╭──
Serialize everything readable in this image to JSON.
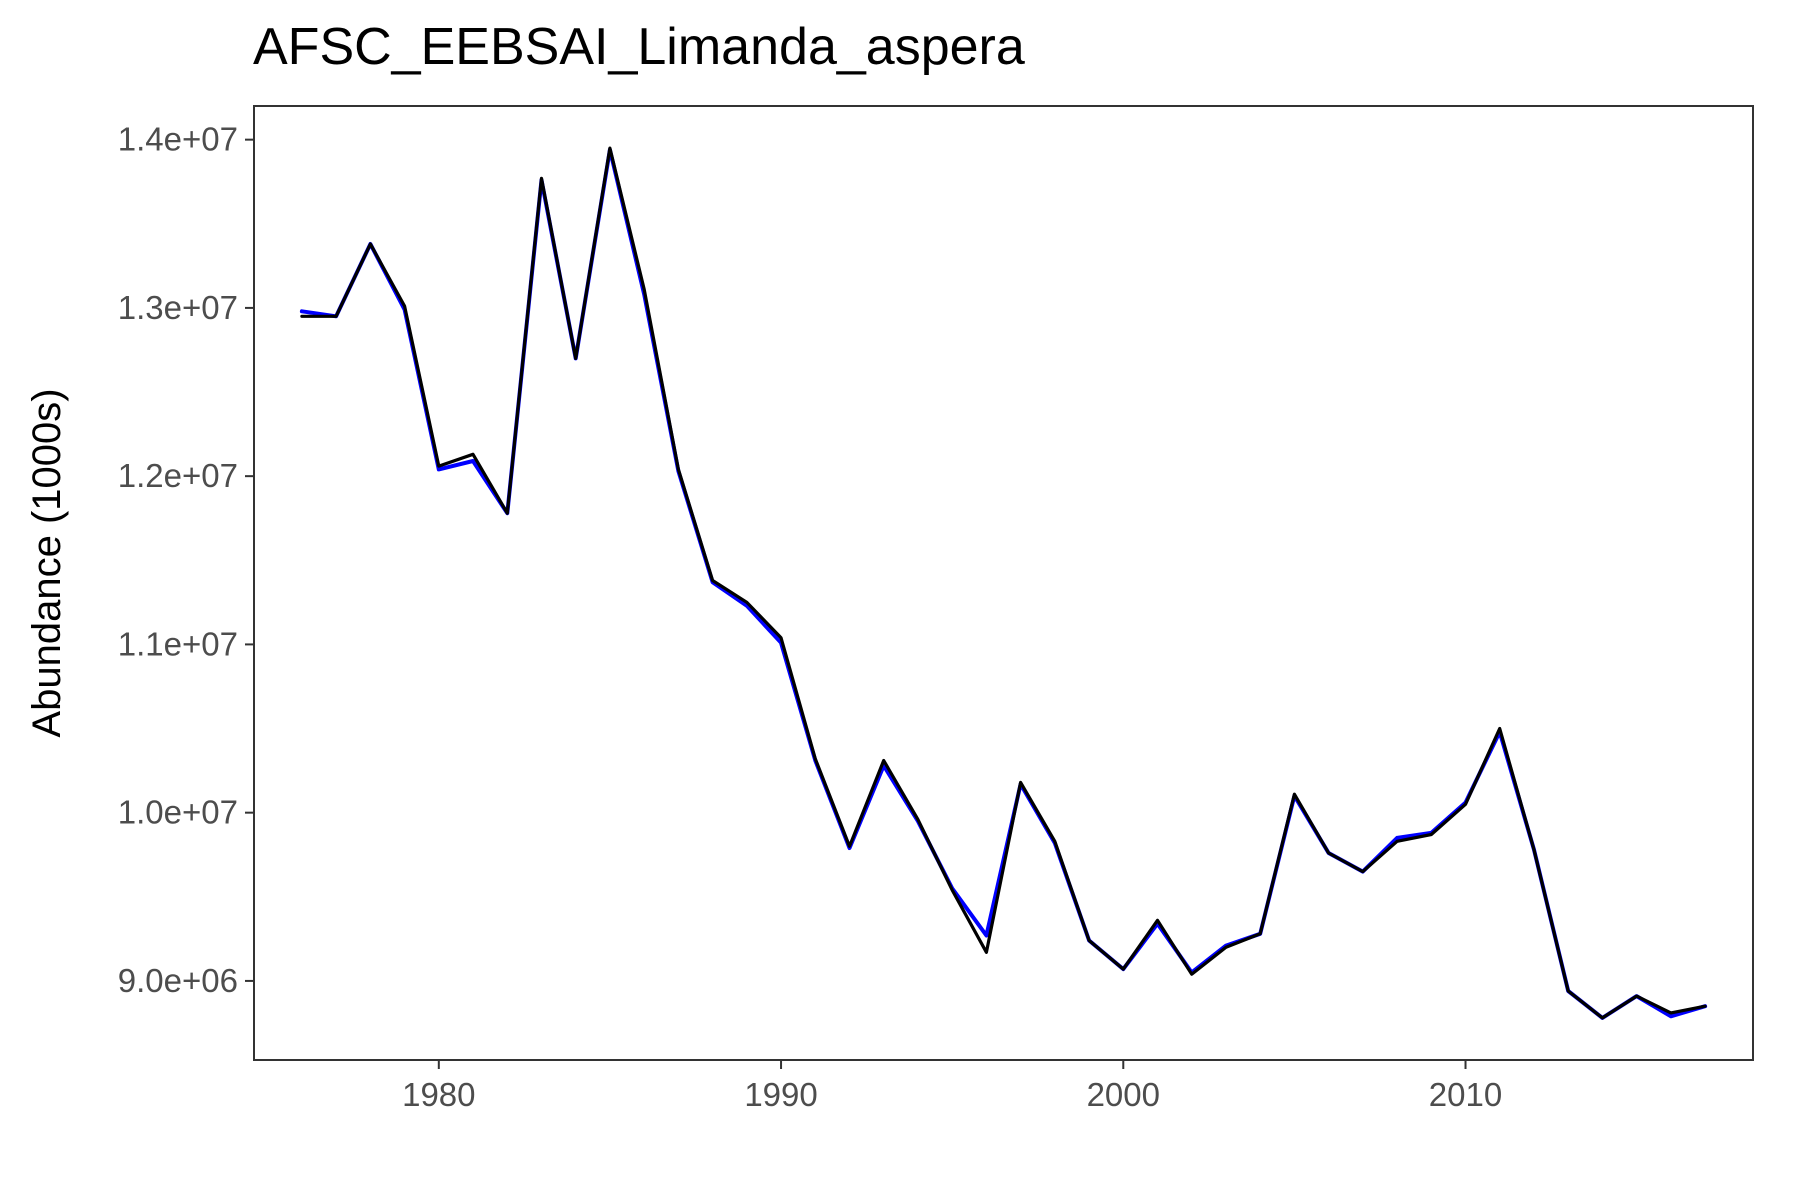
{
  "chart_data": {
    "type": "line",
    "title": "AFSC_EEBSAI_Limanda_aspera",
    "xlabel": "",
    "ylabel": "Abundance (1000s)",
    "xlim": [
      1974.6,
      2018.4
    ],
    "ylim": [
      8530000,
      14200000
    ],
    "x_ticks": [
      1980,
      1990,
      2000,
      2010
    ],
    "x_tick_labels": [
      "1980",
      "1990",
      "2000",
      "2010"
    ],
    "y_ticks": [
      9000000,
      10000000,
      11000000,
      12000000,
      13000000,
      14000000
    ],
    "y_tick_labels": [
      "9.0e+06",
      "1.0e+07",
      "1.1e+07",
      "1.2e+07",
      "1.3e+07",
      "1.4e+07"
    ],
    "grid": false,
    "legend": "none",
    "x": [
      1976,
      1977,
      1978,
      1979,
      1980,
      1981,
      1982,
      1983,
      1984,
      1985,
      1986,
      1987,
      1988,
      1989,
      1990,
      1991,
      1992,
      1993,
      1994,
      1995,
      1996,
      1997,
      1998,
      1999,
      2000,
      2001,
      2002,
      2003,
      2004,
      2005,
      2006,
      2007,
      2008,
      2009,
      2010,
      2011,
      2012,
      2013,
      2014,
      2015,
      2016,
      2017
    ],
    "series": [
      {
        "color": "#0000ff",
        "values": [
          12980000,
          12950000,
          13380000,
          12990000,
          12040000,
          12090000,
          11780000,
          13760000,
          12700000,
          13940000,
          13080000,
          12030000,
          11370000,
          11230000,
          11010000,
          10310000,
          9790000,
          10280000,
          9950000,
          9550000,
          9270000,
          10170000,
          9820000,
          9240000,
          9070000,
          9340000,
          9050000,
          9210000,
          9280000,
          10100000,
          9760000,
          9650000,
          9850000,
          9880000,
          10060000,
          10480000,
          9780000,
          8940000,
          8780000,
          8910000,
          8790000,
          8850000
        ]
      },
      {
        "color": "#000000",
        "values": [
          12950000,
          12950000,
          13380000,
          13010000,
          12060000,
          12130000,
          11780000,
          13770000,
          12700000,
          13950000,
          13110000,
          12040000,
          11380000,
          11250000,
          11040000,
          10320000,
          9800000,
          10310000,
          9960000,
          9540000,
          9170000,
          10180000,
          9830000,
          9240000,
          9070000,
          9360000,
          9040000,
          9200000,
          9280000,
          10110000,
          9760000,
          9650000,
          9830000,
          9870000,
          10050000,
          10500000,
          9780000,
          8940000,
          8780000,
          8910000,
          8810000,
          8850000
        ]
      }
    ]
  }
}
╰──
#### Task to complete
Every line above should be repeated exactly; pictures stay out of the copy.

#### Result for this exercise
Serialize everything readable in this image to JSON.
{
  "chart_data": {
    "type": "line",
    "title": "AFSC_EEBSAI_Limanda_aspera",
    "xlabel": "",
    "ylabel": "Abundance (1000s)",
    "xlim": [
      1974.6,
      2018.4
    ],
    "ylim": [
      8530000,
      14200000
    ],
    "x_ticks": [
      1980,
      1990,
      2000,
      2010
    ],
    "x_tick_labels": [
      "1980",
      "1990",
      "2000",
      "2010"
    ],
    "y_ticks": [
      9000000,
      10000000,
      11000000,
      12000000,
      13000000,
      14000000
    ],
    "y_tick_labels": [
      "9.0e+06",
      "1.0e+07",
      "1.1e+07",
      "1.2e+07",
      "1.3e+07",
      "1.4e+07"
    ],
    "grid": false,
    "legend": "none",
    "x": [
      1976,
      1977,
      1978,
      1979,
      1980,
      1981,
      1982,
      1983,
      1984,
      1985,
      1986,
      1987,
      1988,
      1989,
      1990,
      1991,
      1992,
      1993,
      1994,
      1995,
      1996,
      1997,
      1998,
      1999,
      2000,
      2001,
      2002,
      2003,
      2004,
      2005,
      2006,
      2007,
      2008,
      2009,
      2010,
      2011,
      2012,
      2013,
      2014,
      2015,
      2016,
      2017
    ],
    "series": [
      {
        "color": "#0000ff",
        "values": [
          12980000,
          12950000,
          13380000,
          12990000,
          12040000,
          12090000,
          11780000,
          13760000,
          12700000,
          13940000,
          13080000,
          12030000,
          11370000,
          11230000,
          11010000,
          10310000,
          9790000,
          10280000,
          9950000,
          9550000,
          9270000,
          10170000,
          9820000,
          9240000,
          9070000,
          9340000,
          9050000,
          9210000,
          9280000,
          10100000,
          9760000,
          9650000,
          9850000,
          9880000,
          10060000,
          10480000,
          9780000,
          8940000,
          8780000,
          8910000,
          8790000,
          8850000
        ]
      },
      {
        "color": "#000000",
        "values": [
          12950000,
          12950000,
          13380000,
          13010000,
          12060000,
          12130000,
          11780000,
          13770000,
          12700000,
          13950000,
          13110000,
          12040000,
          11380000,
          11250000,
          11040000,
          10320000,
          9800000,
          10310000,
          9960000,
          9540000,
          9170000,
          10180000,
          9830000,
          9240000,
          9070000,
          9360000,
          9040000,
          9200000,
          9280000,
          10110000,
          9760000,
          9650000,
          9830000,
          9870000,
          10050000,
          10500000,
          9780000,
          8940000,
          8780000,
          8910000,
          8810000,
          8850000
        ]
      }
    ]
  }
}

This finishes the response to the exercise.